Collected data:

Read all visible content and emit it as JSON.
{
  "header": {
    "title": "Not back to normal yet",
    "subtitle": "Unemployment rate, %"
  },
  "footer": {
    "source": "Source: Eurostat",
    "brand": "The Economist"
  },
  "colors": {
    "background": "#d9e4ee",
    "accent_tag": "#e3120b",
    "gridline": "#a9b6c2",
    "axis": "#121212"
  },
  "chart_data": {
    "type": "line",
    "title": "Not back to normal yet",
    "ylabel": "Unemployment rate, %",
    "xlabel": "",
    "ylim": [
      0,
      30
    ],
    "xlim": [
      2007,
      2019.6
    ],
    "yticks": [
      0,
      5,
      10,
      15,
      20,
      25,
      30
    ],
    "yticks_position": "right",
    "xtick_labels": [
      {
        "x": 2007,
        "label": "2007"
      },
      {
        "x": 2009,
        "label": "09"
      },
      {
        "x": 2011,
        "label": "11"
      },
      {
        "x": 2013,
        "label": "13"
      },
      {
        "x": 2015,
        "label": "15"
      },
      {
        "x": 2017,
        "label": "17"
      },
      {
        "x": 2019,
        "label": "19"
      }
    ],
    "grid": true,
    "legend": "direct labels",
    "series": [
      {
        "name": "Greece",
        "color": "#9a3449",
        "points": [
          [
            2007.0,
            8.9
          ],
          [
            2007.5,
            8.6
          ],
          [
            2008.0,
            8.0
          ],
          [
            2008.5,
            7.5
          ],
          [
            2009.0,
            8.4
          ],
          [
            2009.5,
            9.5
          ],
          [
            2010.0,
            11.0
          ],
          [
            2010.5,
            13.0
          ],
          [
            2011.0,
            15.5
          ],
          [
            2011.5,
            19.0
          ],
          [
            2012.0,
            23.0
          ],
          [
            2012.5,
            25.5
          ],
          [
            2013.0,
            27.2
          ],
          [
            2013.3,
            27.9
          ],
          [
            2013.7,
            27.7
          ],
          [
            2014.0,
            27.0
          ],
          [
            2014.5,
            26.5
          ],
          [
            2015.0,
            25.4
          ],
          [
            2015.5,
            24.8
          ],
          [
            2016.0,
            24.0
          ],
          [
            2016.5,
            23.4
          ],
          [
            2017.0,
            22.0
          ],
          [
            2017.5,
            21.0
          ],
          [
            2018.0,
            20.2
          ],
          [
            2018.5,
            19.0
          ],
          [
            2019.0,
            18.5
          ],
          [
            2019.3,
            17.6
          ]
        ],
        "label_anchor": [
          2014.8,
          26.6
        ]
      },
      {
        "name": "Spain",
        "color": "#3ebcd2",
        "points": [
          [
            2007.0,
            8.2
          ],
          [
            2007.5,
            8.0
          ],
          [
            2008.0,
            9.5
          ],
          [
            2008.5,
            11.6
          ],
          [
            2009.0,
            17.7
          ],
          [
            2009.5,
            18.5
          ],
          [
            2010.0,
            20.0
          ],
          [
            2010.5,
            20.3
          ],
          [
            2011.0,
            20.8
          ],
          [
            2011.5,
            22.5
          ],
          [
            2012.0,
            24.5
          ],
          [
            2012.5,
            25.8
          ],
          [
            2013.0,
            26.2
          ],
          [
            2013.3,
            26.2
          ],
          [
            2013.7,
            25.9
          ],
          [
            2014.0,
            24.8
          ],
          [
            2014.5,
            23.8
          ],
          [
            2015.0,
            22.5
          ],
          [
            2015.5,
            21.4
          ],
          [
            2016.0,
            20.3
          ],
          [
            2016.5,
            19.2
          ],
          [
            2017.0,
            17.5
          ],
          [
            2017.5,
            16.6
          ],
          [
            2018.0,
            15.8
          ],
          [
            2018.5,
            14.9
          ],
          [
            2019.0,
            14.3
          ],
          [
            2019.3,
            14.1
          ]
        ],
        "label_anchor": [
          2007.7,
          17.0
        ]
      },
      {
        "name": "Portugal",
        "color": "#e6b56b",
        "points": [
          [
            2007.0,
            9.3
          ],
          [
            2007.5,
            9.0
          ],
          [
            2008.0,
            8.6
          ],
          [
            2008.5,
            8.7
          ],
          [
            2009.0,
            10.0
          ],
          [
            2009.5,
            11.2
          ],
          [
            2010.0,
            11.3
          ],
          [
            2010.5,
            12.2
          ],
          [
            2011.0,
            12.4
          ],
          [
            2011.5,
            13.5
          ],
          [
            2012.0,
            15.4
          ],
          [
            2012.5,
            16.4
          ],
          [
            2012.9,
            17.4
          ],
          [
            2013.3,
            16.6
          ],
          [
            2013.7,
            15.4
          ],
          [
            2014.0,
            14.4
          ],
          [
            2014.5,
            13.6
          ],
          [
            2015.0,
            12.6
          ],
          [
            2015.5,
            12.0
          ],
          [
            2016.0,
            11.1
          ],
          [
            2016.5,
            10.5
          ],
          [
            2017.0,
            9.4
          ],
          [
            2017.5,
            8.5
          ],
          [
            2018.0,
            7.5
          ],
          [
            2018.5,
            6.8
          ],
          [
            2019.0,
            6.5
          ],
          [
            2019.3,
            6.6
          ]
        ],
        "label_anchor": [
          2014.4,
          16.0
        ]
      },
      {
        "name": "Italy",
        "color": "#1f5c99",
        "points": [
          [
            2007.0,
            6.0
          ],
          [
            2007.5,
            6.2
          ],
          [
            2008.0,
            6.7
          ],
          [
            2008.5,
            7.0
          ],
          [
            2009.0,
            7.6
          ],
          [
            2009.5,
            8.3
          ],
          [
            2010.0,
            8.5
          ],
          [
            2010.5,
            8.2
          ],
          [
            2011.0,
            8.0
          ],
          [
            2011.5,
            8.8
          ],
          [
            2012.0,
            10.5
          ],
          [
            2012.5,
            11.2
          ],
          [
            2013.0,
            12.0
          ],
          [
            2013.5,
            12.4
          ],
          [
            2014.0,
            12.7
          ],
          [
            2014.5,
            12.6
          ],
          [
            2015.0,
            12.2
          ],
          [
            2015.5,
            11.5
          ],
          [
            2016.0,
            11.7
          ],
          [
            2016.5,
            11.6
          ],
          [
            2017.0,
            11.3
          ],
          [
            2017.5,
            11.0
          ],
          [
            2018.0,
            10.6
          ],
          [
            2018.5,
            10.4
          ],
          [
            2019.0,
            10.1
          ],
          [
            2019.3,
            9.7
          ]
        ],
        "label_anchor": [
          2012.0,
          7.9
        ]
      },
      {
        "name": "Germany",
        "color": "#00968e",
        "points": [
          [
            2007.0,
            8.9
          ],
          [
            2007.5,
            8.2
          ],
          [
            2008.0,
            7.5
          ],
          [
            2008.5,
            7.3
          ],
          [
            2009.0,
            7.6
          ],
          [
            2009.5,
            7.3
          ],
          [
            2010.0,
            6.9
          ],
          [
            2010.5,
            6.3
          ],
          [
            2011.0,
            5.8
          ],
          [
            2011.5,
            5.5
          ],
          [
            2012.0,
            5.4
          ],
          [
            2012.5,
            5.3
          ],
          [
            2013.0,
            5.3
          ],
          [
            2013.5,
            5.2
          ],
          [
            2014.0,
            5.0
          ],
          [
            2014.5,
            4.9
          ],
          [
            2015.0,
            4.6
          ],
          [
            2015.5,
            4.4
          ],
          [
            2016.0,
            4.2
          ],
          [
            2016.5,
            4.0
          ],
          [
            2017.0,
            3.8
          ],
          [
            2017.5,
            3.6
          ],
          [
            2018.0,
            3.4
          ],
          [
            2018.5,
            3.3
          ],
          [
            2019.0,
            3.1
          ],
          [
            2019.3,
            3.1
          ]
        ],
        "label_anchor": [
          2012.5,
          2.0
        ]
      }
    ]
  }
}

■ Brief
Using the listing above, return all lines where the word "rate" occurs.

■ Finished answer
    "subtitle": "Unemployment rate, %"
    "ylabel": "Unemployment rate, %",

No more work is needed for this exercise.